(Part of a data file)
══════════

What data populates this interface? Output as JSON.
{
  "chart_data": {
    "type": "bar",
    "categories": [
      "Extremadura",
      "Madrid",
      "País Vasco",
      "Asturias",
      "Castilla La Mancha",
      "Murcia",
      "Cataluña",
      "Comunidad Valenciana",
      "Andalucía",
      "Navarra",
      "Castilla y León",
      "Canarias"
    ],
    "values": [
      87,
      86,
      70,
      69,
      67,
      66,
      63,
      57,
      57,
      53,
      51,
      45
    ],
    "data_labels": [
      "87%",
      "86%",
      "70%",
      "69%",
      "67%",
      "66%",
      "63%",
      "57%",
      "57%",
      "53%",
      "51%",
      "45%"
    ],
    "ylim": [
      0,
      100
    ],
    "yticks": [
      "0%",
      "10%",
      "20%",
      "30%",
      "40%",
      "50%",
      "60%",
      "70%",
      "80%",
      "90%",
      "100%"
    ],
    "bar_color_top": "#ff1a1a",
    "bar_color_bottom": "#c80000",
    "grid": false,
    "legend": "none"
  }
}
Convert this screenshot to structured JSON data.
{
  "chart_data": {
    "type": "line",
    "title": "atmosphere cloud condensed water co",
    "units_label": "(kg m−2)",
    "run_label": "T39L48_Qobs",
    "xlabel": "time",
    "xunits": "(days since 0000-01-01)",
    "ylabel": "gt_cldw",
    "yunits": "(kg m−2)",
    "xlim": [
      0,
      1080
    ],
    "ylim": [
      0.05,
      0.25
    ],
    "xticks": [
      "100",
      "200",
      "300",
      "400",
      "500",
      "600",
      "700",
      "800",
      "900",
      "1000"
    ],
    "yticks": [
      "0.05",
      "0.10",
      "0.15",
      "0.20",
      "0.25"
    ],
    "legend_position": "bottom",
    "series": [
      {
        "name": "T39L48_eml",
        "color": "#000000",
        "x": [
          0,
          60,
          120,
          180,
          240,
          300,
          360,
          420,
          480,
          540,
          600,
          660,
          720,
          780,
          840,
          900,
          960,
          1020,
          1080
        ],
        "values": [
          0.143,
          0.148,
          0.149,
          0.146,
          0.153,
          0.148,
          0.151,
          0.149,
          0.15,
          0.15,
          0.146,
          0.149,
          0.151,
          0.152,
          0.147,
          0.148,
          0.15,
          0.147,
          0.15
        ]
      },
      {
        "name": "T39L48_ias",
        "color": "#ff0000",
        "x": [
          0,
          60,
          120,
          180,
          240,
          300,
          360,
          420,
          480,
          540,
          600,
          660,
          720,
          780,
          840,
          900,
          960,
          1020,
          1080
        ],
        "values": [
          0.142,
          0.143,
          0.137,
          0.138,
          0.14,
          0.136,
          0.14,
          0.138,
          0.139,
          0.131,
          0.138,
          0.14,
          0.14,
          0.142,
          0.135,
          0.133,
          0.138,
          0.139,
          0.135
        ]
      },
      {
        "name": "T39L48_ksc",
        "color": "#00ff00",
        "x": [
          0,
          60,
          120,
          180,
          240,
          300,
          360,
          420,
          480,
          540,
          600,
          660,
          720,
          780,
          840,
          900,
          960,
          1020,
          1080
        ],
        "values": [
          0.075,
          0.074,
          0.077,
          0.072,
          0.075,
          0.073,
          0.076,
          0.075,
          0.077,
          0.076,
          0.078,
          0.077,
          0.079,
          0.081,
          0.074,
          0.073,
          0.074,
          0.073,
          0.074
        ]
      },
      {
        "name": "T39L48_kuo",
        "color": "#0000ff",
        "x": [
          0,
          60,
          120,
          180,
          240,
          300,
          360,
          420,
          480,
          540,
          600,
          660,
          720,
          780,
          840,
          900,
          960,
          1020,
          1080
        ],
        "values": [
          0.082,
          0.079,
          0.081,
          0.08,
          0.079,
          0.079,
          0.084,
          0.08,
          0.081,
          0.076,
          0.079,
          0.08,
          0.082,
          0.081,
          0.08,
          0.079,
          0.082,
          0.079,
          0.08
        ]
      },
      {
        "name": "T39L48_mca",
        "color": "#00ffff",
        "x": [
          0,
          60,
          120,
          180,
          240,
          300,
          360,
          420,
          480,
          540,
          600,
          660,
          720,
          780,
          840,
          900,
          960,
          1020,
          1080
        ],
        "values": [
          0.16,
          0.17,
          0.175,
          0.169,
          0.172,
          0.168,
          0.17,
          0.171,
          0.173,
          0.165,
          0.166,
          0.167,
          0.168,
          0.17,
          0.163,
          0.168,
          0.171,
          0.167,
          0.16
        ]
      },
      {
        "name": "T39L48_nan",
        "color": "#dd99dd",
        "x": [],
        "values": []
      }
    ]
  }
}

══════════

Problem statement
Each record above should be restated word for word.

Result for this task
What data populates this interface? Output as JSON.
{
  "chart_data": {
    "type": "bar",
    "categories": [
      "Extremadura",
      "Madrid",
      "País Vasco",
      "Asturias",
      "Castilla La Mancha",
      "Murcia",
      "Cataluña",
      "Comunidad Valenciana",
      "Andalucía",
      "Navarra",
      "Castilla y León",
      "Canarias"
    ],
    "values": [
      87,
      86,
      70,
      69,
      67,
      66,
      63,
      57,
      57,
      53,
      51,
      45
    ],
    "data_labels": [
      "87%",
      "86%",
      "70%",
      "69%",
      "67%",
      "66%",
      "63%",
      "57%",
      "57%",
      "53%",
      "51%",
      "45%"
    ],
    "ylim": [
      0,
      100
    ],
    "yticks": [
      "0%",
      "10%",
      "20%",
      "30%",
      "40%",
      "50%",
      "60%",
      "70%",
      "80%",
      "90%",
      "100%"
    ],
    "bar_color_top": "#ff1a1a",
    "bar_color_bottom": "#c80000",
    "grid": false,
    "legend": "none"
  }
}
Convert this screenshot to structured JSON data.
{
  "chart_data": {
    "type": "line",
    "title": "atmosphere cloud condensed water co",
    "units_label": "(kg m−2)",
    "run_label": "T39L48_Qobs",
    "xlabel": "time",
    "xunits": "(days since 0000-01-01)",
    "ylabel": "gt_cldw",
    "yunits": "(kg m−2)",
    "xlim": [
      0,
      1080
    ],
    "ylim": [
      0.05,
      0.25
    ],
    "xticks": [
      "100",
      "200",
      "300",
      "400",
      "500",
      "600",
      "700",
      "800",
      "900",
      "1000"
    ],
    "yticks": [
      "0.05",
      "0.10",
      "0.15",
      "0.20",
      "0.25"
    ],
    "legend_position": "bottom",
    "series": [
      {
        "name": "T39L48_eml",
        "color": "#000000",
        "x": [
          0,
          60,
          120,
          180,
          240,
          300,
          360,
          420,
          480,
          540,
          600,
          660,
          720,
          780,
          840,
          900,
          960,
          1020,
          1080
        ],
        "values": [
          0.143,
          0.148,
          0.149,
          0.146,
          0.153,
          0.148,
          0.151,
          0.149,
          0.15,
          0.15,
          0.146,
          0.149,
          0.151,
          0.152,
          0.147,
          0.148,
          0.15,
          0.147,
          0.15
        ]
      },
      {
        "name": "T39L48_ias",
        "color": "#ff0000",
        "x": [
          0,
          60,
          120,
          180,
          240,
          300,
          360,
          420,
          480,
          540,
          600,
          660,
          720,
          780,
          840,
          900,
          960,
          1020,
          1080
        ],
        "values": [
          0.142,
          0.143,
          0.137,
          0.138,
          0.14,
          0.136,
          0.14,
          0.138,
          0.139,
          0.131,
          0.138,
          0.14,
          0.14,
          0.142,
          0.135,
          0.133,
          0.138,
          0.139,
          0.135
        ]
      },
      {
        "name": "T39L48_ksc",
        "color": "#00ff00",
        "x": [
          0,
          60,
          120,
          180,
          240,
          300,
          360,
          420,
          480,
          540,
          600,
          660,
          720,
          780,
          840,
          900,
          960,
          1020,
          1080
        ],
        "values": [
          0.075,
          0.074,
          0.077,
          0.072,
          0.075,
          0.073,
          0.076,
          0.075,
          0.077,
          0.076,
          0.078,
          0.077,
          0.079,
          0.081,
          0.074,
          0.073,
          0.074,
          0.073,
          0.074
        ]
      },
      {
        "name": "T39L48_kuo",
        "color": "#0000ff",
        "x": [
          0,
          60,
          120,
          180,
          240,
          300,
          360,
          420,
          480,
          540,
          600,
          660,
          720,
          780,
          840,
          900,
          960,
          1020,
          1080
        ],
        "values": [
          0.082,
          0.079,
          0.081,
          0.08,
          0.079,
          0.079,
          0.084,
          0.08,
          0.081,
          0.076,
          0.079,
          0.08,
          0.082,
          0.081,
          0.08,
          0.079,
          0.082,
          0.079,
          0.08
        ]
      },
      {
        "name": "T39L48_mca",
        "color": "#00ffff",
        "x": [
          0,
          60,
          120,
          180,
          240,
          300,
          360,
          420,
          480,
          540,
          600,
          660,
          720,
          780,
          840,
          900,
          960,
          1020,
          1080
        ],
        "values": [
          0.16,
          0.17,
          0.175,
          0.169,
          0.172,
          0.168,
          0.17,
          0.171,
          0.173,
          0.165,
          0.166,
          0.167,
          0.168,
          0.17,
          0.163,
          0.168,
          0.171,
          0.167,
          0.16
        ]
      },
      {
        "name": "T39L48_nan",
        "color": "#dd99dd",
        "x": [],
        "values": []
      }
    ]
  }
}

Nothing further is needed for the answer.